**Problem details**.
Edit the rows below so that every "connector" becomes "link-line", with nothing else changed. Leave the pictures out of your answer.

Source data
--- begin ---
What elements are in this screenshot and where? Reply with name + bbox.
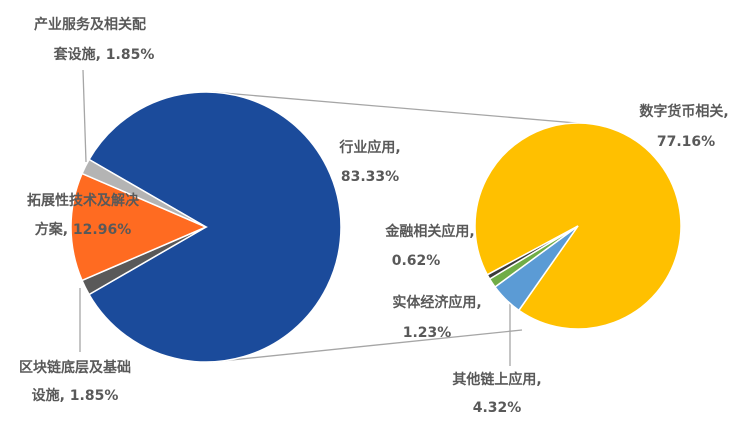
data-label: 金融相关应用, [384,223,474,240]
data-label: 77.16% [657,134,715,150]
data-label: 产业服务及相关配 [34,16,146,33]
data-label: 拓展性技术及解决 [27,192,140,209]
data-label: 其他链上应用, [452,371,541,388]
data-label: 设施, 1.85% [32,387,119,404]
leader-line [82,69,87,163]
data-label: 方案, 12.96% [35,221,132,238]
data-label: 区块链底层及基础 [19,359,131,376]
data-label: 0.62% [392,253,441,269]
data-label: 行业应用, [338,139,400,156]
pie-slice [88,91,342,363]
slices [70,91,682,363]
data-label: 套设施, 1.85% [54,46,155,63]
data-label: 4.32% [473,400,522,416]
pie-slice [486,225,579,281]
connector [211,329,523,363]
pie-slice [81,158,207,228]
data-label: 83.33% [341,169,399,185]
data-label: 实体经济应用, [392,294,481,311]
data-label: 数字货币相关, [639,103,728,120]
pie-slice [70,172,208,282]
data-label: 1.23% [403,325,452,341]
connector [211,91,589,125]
--- end ---
**Solution to this task**.
What elements are in this screenshot and where? Reply with name + bbox.
data-label: 金融相关应用, [384,223,474,240]
data-label: 77.16% [657,134,715,150]
data-label: 产业服务及相关配 [34,16,146,33]
data-label: 拓展性技术及解决 [27,192,140,209]
data-label: 其他链上应用, [452,371,541,388]
data-label: 设施, 1.85% [32,387,119,404]
leader-line [82,69,87,163]
data-label: 方案, 12.96% [35,221,132,238]
data-label: 区块链底层及基础 [19,359,131,376]
data-label: 0.62% [392,253,441,269]
data-label: 行业应用, [338,139,400,156]
pie-slice [88,91,342,363]
slices [70,91,682,363]
data-label: 套设施, 1.85% [54,46,155,63]
data-label: 4.32% [473,400,522,416]
pie-slice [486,225,579,281]
link-line [211,329,523,363]
pie-slice [81,158,207,228]
data-label: 83.33% [341,169,399,185]
data-label: 实体经济应用, [392,294,481,311]
data-label: 数字货币相关, [639,103,728,120]
pie-slice [70,172,208,282]
data-label: 1.23% [403,325,452,341]
link-line [211,91,589,125]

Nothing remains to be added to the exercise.